***** THE RECORDS *****

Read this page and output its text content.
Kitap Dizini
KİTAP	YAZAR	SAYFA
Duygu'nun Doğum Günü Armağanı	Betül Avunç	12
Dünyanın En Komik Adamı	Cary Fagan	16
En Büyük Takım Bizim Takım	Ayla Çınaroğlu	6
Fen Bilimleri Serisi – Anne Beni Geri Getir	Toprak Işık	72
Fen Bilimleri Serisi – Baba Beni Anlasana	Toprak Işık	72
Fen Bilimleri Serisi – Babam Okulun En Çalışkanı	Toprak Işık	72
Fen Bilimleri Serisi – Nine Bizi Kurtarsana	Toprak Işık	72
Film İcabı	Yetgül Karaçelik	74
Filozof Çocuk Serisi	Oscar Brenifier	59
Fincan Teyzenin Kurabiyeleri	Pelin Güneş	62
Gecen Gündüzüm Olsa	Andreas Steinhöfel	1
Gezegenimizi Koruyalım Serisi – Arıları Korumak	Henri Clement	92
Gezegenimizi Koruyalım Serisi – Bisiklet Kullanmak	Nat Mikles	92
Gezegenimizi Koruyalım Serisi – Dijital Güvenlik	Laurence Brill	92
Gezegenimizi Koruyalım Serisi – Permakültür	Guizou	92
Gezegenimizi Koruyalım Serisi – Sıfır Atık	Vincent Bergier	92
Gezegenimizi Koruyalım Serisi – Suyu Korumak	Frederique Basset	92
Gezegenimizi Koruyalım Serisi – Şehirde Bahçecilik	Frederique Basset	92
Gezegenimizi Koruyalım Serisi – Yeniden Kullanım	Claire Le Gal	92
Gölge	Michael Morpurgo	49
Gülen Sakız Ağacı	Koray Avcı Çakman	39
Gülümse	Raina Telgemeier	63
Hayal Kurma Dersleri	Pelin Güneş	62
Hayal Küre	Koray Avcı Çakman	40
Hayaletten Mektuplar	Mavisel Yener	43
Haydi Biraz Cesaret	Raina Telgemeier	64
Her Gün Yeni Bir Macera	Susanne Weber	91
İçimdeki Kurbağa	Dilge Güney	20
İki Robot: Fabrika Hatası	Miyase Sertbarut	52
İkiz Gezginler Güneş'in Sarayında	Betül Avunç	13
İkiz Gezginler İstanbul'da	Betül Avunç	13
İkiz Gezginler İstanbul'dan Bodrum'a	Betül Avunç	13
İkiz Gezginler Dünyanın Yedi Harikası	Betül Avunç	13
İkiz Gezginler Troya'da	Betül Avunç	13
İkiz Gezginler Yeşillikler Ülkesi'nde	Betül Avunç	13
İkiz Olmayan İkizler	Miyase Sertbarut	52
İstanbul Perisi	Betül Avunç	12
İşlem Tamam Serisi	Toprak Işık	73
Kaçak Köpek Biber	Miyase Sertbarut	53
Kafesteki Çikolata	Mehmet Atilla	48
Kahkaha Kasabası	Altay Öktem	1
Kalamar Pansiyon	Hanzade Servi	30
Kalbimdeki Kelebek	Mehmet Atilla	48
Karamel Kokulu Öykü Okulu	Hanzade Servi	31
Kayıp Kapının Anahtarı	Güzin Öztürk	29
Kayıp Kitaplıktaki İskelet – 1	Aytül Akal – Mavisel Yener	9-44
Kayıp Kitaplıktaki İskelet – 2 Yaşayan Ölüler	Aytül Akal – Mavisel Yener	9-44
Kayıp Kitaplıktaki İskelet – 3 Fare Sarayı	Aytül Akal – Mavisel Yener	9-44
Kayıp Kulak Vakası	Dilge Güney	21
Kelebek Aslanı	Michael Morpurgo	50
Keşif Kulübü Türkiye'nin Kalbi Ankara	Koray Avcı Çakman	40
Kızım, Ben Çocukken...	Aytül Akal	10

*****

TASK REQUIREMENTS ::
Filter the entries down to the lines with the word "Hanzade" in them.

THE SOLUTION ::
Kalamar Pansiyon	Hanzade Servi	30
Karamel Kokulu Öykü Okulu	Hanzade Servi	31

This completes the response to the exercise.